Data entries for graphics:

::::

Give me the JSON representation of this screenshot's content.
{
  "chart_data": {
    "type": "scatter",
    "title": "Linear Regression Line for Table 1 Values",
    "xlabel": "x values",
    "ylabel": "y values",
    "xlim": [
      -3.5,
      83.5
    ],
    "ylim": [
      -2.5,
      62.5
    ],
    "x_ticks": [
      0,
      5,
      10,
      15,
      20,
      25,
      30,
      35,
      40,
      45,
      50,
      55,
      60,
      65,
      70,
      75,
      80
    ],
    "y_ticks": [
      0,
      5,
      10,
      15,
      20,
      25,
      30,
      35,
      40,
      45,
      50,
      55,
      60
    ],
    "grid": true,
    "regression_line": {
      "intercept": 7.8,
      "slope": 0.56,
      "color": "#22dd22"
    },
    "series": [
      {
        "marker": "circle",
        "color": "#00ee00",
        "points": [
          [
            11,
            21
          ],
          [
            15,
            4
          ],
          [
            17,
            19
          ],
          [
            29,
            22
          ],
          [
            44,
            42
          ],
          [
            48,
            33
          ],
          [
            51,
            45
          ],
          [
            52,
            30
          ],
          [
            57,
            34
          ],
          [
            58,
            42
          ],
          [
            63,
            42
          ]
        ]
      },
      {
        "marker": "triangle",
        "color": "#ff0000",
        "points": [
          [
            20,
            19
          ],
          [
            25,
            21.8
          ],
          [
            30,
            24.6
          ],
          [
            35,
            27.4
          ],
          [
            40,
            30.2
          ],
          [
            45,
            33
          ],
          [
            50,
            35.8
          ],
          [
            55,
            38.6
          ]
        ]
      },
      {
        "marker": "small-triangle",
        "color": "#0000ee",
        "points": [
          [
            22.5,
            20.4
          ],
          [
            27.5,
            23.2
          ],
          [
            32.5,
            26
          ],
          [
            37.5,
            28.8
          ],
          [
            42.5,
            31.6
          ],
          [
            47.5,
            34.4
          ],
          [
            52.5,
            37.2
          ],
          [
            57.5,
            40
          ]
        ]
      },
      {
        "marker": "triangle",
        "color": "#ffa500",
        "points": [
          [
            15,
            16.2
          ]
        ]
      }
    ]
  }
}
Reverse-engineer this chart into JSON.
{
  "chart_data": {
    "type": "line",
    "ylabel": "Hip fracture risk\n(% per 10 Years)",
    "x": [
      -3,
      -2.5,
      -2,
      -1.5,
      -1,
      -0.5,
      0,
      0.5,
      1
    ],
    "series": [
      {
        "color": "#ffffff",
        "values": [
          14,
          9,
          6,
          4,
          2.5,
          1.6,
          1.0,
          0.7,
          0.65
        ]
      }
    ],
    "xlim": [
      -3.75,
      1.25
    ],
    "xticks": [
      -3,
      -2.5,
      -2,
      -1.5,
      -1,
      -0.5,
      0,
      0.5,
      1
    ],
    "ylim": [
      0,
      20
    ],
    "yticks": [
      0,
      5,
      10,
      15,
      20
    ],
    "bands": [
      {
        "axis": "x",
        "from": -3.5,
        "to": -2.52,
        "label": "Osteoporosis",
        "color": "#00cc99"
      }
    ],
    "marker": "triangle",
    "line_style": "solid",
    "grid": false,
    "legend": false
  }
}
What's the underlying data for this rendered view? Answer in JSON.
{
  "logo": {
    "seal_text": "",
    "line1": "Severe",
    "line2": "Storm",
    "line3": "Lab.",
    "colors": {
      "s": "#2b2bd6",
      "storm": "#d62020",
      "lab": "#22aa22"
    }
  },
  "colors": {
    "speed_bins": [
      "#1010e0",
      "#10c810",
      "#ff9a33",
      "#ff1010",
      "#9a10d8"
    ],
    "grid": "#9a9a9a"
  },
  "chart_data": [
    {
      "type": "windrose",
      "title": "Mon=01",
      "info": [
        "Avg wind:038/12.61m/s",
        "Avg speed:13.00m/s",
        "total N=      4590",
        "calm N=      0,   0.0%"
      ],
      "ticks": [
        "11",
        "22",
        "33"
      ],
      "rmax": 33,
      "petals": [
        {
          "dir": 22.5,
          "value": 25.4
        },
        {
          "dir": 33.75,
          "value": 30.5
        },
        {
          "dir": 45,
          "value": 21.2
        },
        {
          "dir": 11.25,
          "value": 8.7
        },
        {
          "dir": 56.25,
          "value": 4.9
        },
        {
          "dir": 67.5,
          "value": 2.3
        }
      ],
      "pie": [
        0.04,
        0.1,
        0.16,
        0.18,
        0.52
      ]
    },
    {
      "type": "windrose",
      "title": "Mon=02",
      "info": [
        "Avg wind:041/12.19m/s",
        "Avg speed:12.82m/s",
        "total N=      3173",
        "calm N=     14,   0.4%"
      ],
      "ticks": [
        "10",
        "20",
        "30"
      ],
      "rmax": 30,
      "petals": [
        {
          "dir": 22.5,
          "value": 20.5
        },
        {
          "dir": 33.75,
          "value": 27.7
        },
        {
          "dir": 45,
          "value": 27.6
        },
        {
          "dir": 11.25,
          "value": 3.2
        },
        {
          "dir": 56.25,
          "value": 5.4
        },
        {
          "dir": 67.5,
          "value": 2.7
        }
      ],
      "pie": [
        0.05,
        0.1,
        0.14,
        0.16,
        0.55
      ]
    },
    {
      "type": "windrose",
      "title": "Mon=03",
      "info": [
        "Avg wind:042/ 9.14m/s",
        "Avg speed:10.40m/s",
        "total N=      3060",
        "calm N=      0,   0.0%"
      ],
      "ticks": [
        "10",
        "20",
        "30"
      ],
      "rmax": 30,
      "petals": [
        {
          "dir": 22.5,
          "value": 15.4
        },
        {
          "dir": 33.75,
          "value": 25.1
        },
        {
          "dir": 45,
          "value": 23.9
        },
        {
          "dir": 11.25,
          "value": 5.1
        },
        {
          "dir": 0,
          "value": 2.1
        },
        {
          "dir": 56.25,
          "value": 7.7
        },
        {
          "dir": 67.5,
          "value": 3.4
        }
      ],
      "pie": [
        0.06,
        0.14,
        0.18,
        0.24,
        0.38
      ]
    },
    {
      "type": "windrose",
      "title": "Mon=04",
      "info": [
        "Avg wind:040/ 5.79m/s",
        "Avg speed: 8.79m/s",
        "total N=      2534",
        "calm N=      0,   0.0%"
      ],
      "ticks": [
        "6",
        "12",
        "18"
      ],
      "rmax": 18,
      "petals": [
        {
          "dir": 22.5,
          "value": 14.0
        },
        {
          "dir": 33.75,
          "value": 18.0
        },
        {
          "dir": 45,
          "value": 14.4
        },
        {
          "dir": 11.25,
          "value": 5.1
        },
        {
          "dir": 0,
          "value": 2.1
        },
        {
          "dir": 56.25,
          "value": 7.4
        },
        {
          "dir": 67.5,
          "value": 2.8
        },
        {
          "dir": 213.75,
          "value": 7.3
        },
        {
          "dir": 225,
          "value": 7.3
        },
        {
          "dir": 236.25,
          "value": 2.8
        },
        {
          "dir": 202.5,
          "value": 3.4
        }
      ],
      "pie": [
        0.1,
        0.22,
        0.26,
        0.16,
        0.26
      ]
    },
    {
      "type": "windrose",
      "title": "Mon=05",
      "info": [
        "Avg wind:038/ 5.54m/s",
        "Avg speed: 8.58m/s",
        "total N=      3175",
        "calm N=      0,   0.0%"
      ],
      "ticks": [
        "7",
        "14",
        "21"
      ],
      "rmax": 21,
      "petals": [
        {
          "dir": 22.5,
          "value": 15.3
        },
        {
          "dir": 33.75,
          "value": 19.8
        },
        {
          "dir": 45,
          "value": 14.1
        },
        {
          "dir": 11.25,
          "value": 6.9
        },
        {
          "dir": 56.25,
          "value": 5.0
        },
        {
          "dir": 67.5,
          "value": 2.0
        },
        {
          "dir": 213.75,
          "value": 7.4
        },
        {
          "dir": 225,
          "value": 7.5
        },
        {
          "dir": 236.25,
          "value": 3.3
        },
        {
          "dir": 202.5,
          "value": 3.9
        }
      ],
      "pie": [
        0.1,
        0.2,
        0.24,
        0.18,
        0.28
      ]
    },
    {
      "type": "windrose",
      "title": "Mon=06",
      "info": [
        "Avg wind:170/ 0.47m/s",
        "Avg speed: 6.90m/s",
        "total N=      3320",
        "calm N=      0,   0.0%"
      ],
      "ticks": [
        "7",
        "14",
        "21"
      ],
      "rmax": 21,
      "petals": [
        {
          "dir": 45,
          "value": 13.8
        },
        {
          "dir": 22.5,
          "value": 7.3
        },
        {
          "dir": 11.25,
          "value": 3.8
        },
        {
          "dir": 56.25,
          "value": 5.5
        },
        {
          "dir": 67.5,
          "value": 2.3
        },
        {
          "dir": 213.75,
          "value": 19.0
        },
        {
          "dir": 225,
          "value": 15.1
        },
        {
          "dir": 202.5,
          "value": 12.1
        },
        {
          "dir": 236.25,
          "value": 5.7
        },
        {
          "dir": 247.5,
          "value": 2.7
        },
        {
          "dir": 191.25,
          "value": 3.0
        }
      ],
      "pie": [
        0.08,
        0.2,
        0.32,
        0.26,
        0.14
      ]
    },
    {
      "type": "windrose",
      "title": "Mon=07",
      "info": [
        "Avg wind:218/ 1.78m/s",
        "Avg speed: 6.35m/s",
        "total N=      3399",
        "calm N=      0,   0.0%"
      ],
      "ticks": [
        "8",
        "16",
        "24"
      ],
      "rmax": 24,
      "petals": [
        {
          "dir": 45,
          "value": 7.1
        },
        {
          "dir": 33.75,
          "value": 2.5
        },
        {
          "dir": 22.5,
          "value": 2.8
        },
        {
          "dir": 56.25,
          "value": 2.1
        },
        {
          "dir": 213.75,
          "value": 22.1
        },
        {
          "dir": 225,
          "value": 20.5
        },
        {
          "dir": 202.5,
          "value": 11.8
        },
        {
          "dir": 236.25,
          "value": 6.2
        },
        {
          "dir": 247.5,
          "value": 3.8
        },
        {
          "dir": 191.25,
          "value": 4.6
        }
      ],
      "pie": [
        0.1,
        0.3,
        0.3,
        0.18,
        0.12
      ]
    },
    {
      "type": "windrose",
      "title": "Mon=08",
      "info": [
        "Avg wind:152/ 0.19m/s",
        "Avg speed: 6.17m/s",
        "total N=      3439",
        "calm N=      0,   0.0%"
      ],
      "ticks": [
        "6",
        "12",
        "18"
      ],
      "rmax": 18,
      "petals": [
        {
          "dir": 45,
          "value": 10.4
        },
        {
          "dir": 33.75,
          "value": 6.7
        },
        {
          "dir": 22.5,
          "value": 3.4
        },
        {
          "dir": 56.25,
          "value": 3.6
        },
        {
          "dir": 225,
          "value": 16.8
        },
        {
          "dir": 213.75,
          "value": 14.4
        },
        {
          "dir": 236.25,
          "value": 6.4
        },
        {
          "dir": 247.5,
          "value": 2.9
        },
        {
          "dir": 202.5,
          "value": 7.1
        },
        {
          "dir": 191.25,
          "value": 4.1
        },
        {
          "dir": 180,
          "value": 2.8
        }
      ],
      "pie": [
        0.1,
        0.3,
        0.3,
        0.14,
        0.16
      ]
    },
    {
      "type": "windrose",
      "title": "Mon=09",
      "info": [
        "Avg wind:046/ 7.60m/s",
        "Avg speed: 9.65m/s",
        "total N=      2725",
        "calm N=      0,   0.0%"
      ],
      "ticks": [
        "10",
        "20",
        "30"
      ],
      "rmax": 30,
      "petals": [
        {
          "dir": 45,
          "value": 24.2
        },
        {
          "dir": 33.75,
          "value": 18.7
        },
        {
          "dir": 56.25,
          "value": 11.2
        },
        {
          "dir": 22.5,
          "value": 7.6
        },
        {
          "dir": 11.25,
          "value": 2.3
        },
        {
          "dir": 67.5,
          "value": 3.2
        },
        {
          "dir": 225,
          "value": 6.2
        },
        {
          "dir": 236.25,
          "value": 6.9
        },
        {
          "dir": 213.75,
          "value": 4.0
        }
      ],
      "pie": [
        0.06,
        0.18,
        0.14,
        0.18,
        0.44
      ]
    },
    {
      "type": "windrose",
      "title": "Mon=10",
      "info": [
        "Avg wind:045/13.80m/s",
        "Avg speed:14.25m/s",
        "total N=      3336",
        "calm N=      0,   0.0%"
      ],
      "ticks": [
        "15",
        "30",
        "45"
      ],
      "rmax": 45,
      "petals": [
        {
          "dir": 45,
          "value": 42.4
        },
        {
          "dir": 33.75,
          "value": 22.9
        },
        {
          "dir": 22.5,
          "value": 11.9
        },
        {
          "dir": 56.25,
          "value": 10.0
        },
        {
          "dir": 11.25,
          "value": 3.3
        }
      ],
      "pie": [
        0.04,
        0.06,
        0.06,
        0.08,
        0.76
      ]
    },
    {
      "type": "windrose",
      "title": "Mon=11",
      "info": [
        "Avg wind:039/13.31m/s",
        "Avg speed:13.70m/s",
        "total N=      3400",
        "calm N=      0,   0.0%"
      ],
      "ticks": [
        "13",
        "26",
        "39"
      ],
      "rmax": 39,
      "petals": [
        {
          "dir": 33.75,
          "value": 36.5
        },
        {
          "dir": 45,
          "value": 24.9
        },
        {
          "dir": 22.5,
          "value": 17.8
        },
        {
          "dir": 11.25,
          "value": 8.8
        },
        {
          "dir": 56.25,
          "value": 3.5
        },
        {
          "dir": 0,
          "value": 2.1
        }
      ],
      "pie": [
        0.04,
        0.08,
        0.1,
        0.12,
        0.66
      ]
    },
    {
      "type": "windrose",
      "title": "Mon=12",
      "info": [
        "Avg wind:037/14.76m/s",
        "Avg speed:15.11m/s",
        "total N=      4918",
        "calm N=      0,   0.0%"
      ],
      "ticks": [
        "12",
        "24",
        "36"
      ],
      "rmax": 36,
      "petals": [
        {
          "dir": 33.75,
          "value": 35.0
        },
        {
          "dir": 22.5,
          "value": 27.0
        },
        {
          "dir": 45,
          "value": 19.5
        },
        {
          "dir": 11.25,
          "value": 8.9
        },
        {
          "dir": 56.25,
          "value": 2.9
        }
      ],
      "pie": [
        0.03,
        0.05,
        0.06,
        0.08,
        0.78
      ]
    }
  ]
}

::::

**Problem requirements**
Look for "ylabel" and pull out every line that has it.

**Final answer**
    "ylabel": "y values",
    "ylabel": "Hip fracture risk\n(% per 10 Years)",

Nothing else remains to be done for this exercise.